[START OF PROVIDED ENTRIES]

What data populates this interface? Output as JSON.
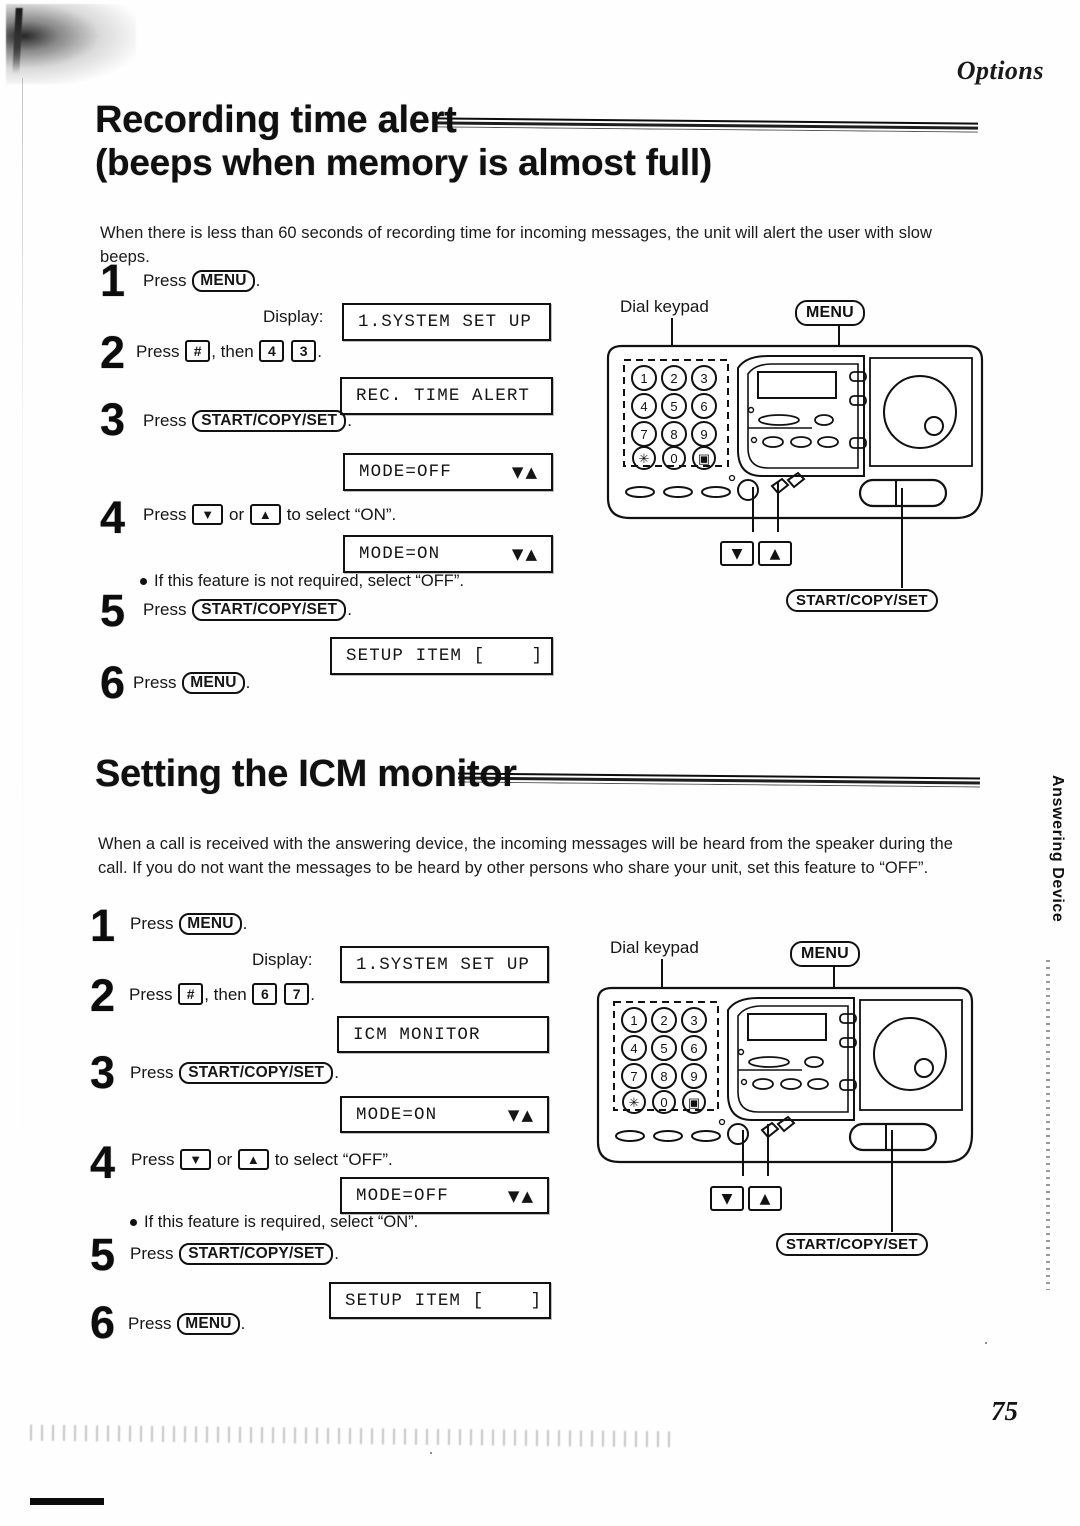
{
  "header": {
    "running_head": "Options"
  },
  "page": {
    "number": "75",
    "side_tab": "Answering Device"
  },
  "sections": [
    {
      "id": "recording-time-alert",
      "title_line1": "Recording time alert",
      "title_line2": "(beeps when memory is almost full)",
      "intro": "When there is less than 60 seconds of recording time for incoming messages, the unit will alert the user with slow beeps.",
      "display_label": "Display:",
      "steps": [
        {
          "num": "1",
          "text_pre": "Press",
          "key": "MENU",
          "text_post": "."
        },
        {
          "num": "2",
          "text_pre": "Press",
          "key": "#",
          "text_mid": ", then",
          "key2": "4",
          "key3": "3",
          "text_post": "."
        },
        {
          "num": "3",
          "text_pre": "Press",
          "key": "START/COPY/SET",
          "text_post": "."
        },
        {
          "num": "4",
          "text_pre": "Press",
          "key": "▼",
          "text_mid": "or",
          "key2": "▲",
          "text_post": "to select “ON”."
        },
        {
          "num": "5",
          "text_pre": "Press",
          "key": "START/COPY/SET",
          "text_post": "."
        },
        {
          "num": "6",
          "text_pre": "Press",
          "key": "MENU",
          "text_post": "."
        }
      ],
      "bullet": "If this feature is not required, select “OFF”.",
      "displays": [
        {
          "text": "1.SYSTEM SET UP",
          "arrows": ""
        },
        {
          "text": "REC. TIME ALERT",
          "arrows": ""
        },
        {
          "text": "MODE=OFF",
          "arrows": "▼▲"
        },
        {
          "text": "MODE=ON",
          "arrows": "▼▲"
        },
        {
          "text": "SETUP ITEM [    ]",
          "arrows": ""
        }
      ],
      "diagram": {
        "keypad_label": "Dial keypad",
        "menu_label": "MENU",
        "start_label": "START/COPY/SET",
        "down_key": "▼",
        "up_key": "▲",
        "keypad_keys": [
          "1",
          "2",
          "3",
          "4",
          "5",
          "6",
          "7",
          "8",
          "9",
          "✳",
          "0",
          "▣"
        ]
      }
    },
    {
      "id": "icm-monitor",
      "title_line1": "Setting the ICM monitor",
      "intro": "When a call is received with the answering device, the incoming messages will be heard from the speaker during the call. If you do not want the messages to be heard by other persons who share your unit, set this feature to “OFF”.",
      "display_label": "Display:",
      "steps": [
        {
          "num": "1",
          "text_pre": "Press",
          "key": "MENU",
          "text_post": "."
        },
        {
          "num": "2",
          "text_pre": "Press",
          "key": "#",
          "text_mid": ", then",
          "key2": "6",
          "key3": "7",
          "text_post": "."
        },
        {
          "num": "3",
          "text_pre": "Press",
          "key": "START/COPY/SET",
          "text_post": "."
        },
        {
          "num": "4",
          "text_pre": "Press",
          "key": "▼",
          "text_mid": "or",
          "key2": "▲",
          "text_post": "to select “OFF”."
        },
        {
          "num": "5",
          "text_pre": "Press",
          "key": "START/COPY/SET",
          "text_post": "."
        },
        {
          "num": "6",
          "text_pre": "Press",
          "key": "MENU",
          "text_post": "."
        }
      ],
      "bullet": "If this feature is required, select “ON”.",
      "displays": [
        {
          "text": "1.SYSTEM SET UP",
          "arrows": ""
        },
        {
          "text": "ICM MONITOR",
          "arrows": ""
        },
        {
          "text": "MODE=ON",
          "arrows": "▼▲"
        },
        {
          "text": "MODE=OFF",
          "arrows": "▼▲"
        },
        {
          "text": "SETUP ITEM [    ]",
          "arrows": ""
        }
      ],
      "diagram": {
        "keypad_label": "Dial keypad",
        "menu_label": "MENU",
        "start_label": "START/COPY/SET",
        "down_key": "▼",
        "up_key": "▲",
        "keypad_keys": [
          "1",
          "2",
          "3",
          "4",
          "5",
          "6",
          "7",
          "8",
          "9",
          "✳",
          "0",
          "▣"
        ]
      }
    }
  ]
}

[END OF PROVIDED ENTRIES]

DESCRIPTION OF THE TASK
Return each line where "required" shows up.

WRITTEN SOLUTION
      "bullet": "If this feature is not required, select “OFF”.",
      "bullet": "If this feature is required, select “ON”.",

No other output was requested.